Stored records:
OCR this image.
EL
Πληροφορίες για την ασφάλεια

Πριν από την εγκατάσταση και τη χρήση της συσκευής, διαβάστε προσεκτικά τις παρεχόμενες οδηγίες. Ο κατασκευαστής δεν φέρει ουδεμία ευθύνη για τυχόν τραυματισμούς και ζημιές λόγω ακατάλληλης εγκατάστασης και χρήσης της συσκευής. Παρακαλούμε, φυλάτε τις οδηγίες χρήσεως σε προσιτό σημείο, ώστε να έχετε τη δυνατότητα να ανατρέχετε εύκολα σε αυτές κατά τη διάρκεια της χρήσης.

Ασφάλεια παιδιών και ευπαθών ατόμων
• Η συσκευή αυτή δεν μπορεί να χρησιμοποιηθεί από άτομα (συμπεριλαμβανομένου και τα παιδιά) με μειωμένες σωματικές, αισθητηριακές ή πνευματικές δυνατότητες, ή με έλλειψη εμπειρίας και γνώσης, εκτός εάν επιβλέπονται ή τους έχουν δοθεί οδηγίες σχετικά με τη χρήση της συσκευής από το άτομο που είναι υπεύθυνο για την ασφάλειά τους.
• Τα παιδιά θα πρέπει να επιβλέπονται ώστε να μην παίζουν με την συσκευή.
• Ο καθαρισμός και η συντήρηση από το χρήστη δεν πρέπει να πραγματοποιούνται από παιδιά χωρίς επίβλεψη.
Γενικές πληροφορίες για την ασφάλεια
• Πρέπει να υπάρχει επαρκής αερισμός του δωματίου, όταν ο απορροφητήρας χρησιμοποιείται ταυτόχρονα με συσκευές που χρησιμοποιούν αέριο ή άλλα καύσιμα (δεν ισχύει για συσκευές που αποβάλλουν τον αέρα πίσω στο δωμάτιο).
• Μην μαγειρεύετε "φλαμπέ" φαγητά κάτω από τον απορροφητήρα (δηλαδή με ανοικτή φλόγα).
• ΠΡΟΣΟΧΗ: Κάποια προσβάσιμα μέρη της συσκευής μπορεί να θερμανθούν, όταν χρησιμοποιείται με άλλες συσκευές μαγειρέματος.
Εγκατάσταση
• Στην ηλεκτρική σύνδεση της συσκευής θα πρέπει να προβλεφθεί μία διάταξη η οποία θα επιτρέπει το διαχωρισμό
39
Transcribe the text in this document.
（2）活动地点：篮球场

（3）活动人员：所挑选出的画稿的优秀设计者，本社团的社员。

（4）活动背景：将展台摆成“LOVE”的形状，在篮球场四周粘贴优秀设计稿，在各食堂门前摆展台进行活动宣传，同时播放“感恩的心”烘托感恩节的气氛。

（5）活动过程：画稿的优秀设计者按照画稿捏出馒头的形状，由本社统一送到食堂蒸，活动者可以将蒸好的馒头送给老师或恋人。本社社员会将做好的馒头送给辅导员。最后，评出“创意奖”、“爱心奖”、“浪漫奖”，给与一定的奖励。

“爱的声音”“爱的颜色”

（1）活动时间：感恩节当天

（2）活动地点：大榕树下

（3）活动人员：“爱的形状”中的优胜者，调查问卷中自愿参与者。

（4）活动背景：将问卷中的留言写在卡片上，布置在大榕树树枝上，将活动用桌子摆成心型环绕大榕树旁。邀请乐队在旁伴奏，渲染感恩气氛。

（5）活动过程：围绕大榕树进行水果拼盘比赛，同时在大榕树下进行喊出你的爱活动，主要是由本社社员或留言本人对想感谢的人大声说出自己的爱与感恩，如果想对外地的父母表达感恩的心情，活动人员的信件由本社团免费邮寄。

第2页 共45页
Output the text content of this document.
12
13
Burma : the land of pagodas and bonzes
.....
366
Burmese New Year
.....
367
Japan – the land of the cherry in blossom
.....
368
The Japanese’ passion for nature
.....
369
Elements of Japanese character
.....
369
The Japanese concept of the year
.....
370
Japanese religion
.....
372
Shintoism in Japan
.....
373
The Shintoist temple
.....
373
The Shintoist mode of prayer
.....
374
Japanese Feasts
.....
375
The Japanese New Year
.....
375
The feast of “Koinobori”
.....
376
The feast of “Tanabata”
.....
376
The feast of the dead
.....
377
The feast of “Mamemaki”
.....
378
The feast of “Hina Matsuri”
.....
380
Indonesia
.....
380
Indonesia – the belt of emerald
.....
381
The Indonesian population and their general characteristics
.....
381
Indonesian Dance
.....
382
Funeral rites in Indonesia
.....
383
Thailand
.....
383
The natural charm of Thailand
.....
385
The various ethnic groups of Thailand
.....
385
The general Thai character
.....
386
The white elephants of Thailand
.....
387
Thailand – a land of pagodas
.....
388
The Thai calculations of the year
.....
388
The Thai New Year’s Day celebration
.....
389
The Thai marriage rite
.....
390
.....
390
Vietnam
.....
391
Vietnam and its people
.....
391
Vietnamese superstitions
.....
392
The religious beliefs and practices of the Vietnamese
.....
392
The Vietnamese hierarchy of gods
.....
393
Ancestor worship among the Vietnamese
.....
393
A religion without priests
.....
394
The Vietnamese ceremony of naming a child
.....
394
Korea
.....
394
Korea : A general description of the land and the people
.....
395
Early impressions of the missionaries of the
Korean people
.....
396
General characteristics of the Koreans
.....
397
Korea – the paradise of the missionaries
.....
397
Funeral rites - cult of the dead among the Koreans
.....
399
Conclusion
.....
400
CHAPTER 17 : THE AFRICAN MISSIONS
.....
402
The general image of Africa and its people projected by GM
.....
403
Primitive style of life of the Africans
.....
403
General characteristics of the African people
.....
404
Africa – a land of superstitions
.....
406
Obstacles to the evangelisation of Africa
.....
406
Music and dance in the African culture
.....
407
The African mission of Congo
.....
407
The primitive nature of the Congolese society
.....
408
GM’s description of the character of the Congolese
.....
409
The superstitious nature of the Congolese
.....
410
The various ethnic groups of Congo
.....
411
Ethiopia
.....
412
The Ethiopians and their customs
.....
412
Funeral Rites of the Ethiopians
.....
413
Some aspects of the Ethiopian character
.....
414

**Do this**. From the records above, extract every line exactly as it stands.

**Worked answer**.
OCR this image.
EL
Πληροφορίες για την ασφάλεια

Πριν από την εγκατάσταση και τη χρήση της συσκευής, διαβάστε προσεκτικά τις παρεχόμενες οδηγίες. Ο κατασκευαστής δεν φέρει ουδεμία ευθύνη για τυχόν τραυματισμούς και ζημιές λόγω ακατάλληλης εγκατάστασης και χρήσης της συσκευής. Παρακαλούμε, φυλάτε τις οδηγίες χρήσεως σε προσιτό σημείο, ώστε να έχετε τη δυνατότητα να ανατρέχετε εύκολα σε αυτές κατά τη διάρκεια της χρήσης.

Ασφάλεια παιδιών και ευπαθών ατόμων
• Η συσκευή αυτή δεν μπορεί να χρησιμοποιηθεί από άτομα (συμπεριλαμβανομένου και τα παιδιά) με μειωμένες σωματικές, αισθητηριακές ή πνευματικές δυνατότητες, ή με έλλειψη εμπειρίας και γνώσης, εκτός εάν επιβλέπονται ή τους έχουν δοθεί οδηγίες σχετικά με τη χρήση της συσκευής από το άτομο που είναι υπεύθυνο για την ασφάλειά τους.
• Τα παιδιά θα πρέπει να επιβλέπονται ώστε να μην παίζουν με την συσκευή.
• Ο καθαρισμός και η συντήρηση από το χρήστη δεν πρέπει να πραγματοποιούνται από παιδιά χωρίς επίβλεψη.
Γενικές πληροφορίες για την ασφάλεια
• Πρέπει να υπάρχει επαρκής αερισμός του δωματίου, όταν ο απορροφητήρας χρησιμοποιείται ταυτόχρονα με συσκευές που χρησιμοποιούν αέριο ή άλλα καύσιμα (δεν ισχύει για συσκευές που αποβάλλουν τον αέρα πίσω στο δωμάτιο).
• Μην μαγειρεύετε "φλαμπέ" φαγητά κάτω από τον απορροφητήρα (δηλαδή με ανοικτή φλόγα).
• ΠΡΟΣΟΧΗ: Κάποια προσβάσιμα μέρη της συσκευής μπορεί να θερμανθούν, όταν χρησιμοποιείται με άλλες συσκευές μαγειρέματος.
Εγκατάσταση
• Στην ηλεκτρική σύνδεση της συσκευής θα πρέπει να προβλεφθεί μία διάταξη η οποία θα επιτρέπει το διαχωρισμό
39
Transcribe the text in this document.
（2）活动地点：篮球场

（3）活动人员：所挑选出的画稿的优秀设计者，本社团的社员。

（4）活动背景：将展台摆成“LOVE”的形状，在篮球场四周粘贴优秀设计稿，在各食堂门前摆展台进行活动宣传，同时播放“感恩的心”烘托感恩节的气氛。

（5）活动过程：画稿的优秀设计者按照画稿捏出馒头的形状，由本社统一送到食堂蒸，活动者可以将蒸好的馒头送给老师或恋人。本社社员会将做好的馒头送给辅导员。最后，评出“创意奖”、“爱心奖”、“浪漫奖”，给与一定的奖励。

“爱的声音”“爱的颜色”

（1）活动时间：感恩节当天

（2）活动地点：大榕树下

（3）活动人员：“爱的形状”中的优胜者，调查问卷中自愿参与者。

（4）活动背景：将问卷中的留言写在卡片上，布置在大榕树树枝上，将活动用桌子摆成心型环绕大榕树旁。邀请乐队在旁伴奏，渲染感恩气氛。

（5）活动过程：围绕大榕树进行水果拼盘比赛，同时在大榕树下进行喊出你的爱活动，主要是由本社社员或留言本人对想感谢的人大声说出自己的爱与感恩，如果想对外地的父母表达感恩的心情，活动人员的信件由本社团免费邮寄。

第2页 共45页
Output the text content of this document.
12
13
Burma : the land of pagodas and bonzes
.....
366
Burmese New Year
.....
367
Japan – the land of the cherry in blossom
.....
368
The Japanese’ passion for nature
.....
369
Elements of Japanese character
.....
369
The Japanese concept of the year
.....
370
Japanese religion
.....
372
Shintoism in Japan
.....
373
The Shintoist temple
.....
373
The Shintoist mode of prayer
.....
374
Japanese Feasts
.....
375
The Japanese New Year
.....
375
The feast of “Koinobori”
.....
376
The feast of “Tanabata”
.....
376
The feast of the dead
.....
377
The feast of “Mamemaki”
.....
378
The feast of “Hina Matsuri”
.....
380
Indonesia
.....
380
Indonesia – the belt of emerald
.....
381
The Indonesian population and their general characteristics
.....
381
Indonesian Dance
.....
382
Funeral rites in Indonesia
.....
383
Thailand
.....
383
The natural charm of Thailand
.....
385
The various ethnic groups of Thailand
.....
385
The general Thai character
.....
386
The white elephants of Thailand
.....
387
Thailand – a land of pagodas
.....
388
The Thai calculations of the year
.....
388
The Thai New Year’s Day celebration
.....
389
The Thai marriage rite
.....
390
.....
390
Vietnam
.....
391
Vietnam and its people
.....
391
Vietnamese superstitions
.....
392
The religious beliefs and practices of the Vietnamese
.....
392
The Vietnamese hierarchy of gods
.....
393
Ancestor worship among the Vietnamese
.....
393
A religion without priests
.....
394
The Vietnamese ceremony of naming a child
.....
394
Korea
.....
394
Korea : A general description of the land and the people
.....
395
Early impressions of the missionaries of the
Korean people
.....
396
General characteristics of the Koreans
.....
397
Korea – the paradise of the missionaries
.....
397
Funeral rites - cult of the dead among the Koreans
.....
399
Conclusion
.....
400
CHAPTER 17 : THE AFRICAN MISSIONS
.....
402
The general image of Africa and its people projected by GM
.....
403
Primitive style of life of the Africans
.....
403
General characteristics of the African people
.....
404
Africa – a land of superstitions
.....
406
Obstacles to the evangelisation of Africa
.....
406
Music and dance in the African culture
.....
407
The African mission of Congo
.....
407
The primitive nature of the Congolese society
.....
408
GM’s description of the character of the Congolese
.....
409
The superstitious nature of the Congolese
.....
410
The various ethnic groups of Congo
.....
411
Ethiopia
.....
412
The Ethiopians and their customs
.....
412
Funeral Rites of the Ethiopians
.....
413
Some aspects of the Ethiopian character
.....
414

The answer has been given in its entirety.